[Dataset entries]
· · · ·

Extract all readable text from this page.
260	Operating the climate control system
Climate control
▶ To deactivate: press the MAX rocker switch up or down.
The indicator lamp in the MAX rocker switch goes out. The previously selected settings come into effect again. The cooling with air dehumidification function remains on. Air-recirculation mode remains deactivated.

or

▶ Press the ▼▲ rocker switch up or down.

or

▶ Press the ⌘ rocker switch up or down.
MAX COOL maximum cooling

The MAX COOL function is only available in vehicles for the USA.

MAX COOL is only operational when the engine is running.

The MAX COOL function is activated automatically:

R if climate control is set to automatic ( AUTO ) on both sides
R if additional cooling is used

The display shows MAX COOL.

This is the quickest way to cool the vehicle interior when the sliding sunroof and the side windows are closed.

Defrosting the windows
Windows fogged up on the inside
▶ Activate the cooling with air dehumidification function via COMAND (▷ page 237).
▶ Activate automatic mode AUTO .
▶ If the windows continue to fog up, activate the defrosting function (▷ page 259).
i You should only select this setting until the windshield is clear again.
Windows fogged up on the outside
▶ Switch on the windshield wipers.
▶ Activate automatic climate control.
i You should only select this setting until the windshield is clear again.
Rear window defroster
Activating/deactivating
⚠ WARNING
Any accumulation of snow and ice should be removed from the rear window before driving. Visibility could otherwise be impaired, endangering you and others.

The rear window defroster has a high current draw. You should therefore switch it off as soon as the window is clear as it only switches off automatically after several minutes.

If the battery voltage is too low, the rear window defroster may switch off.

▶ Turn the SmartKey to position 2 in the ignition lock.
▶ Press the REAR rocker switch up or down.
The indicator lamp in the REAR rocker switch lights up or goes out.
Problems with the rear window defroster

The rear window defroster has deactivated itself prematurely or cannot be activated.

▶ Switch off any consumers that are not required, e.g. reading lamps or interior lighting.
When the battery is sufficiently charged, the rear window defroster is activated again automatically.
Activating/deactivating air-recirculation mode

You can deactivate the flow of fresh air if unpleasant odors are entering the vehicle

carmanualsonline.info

· · · ·

■ THE PROBLEM: Would you write down every record again, exactly?

■ FULL ANSWER:
Extract all readable text from this page.
260	Operating the climate control system
Climate control
▶ To deactivate: press the MAX rocker switch up or down.
The indicator lamp in the MAX rocker switch goes out. The previously selected settings come into effect again. The cooling with air dehumidification function remains on. Air-recirculation mode remains deactivated.

or

▶ Press the ▼▲ rocker switch up or down.

or

▶ Press the ⌘ rocker switch up or down.
MAX COOL maximum cooling

The MAX COOL function is only available in vehicles for the USA.

MAX COOL is only operational when the engine is running.

The MAX COOL function is activated automatically:

R if climate control is set to automatic ( AUTO ) on both sides
R if additional cooling is used

The display shows MAX COOL.

This is the quickest way to cool the vehicle interior when the sliding sunroof and the side windows are closed.

Defrosting the windows
Windows fogged up on the inside
▶ Activate the cooling with air dehumidification function via COMAND (▷ page 237).
▶ Activate automatic mode AUTO .
▶ If the windows continue to fog up, activate the defrosting function (▷ page 259).
i You should only select this setting until the windshield is clear again.
Windows fogged up on the outside
▶ Switch on the windshield wipers.
▶ Activate automatic climate control.
i You should only select this setting until the windshield is clear again.
Rear window defroster
Activating/deactivating
⚠ WARNING
Any accumulation of snow and ice should be removed from the rear window before driving. Visibility could otherwise be impaired, endangering you and others.

The rear window defroster has a high current draw. You should therefore switch it off as soon as the window is clear as it only switches off automatically after several minutes.

If the battery voltage is too low, the rear window defroster may switch off.

▶ Turn the SmartKey to position 2 in the ignition lock.
▶ Press the REAR rocker switch up or down.
The indicator lamp in the REAR rocker switch lights up or goes out.
Problems with the rear window defroster

The rear window defroster has deactivated itself prematurely or cannot be activated.

▶ Switch off any consumers that are not required, e.g. reading lamps or interior lighting.
When the battery is sufficiently charged, the rear window defroster is activated again automatically.
Activating/deactivating air-recirculation mode

You can deactivate the flow of fresh air if unpleasant odors are entering the vehicle

carmanualsonline.info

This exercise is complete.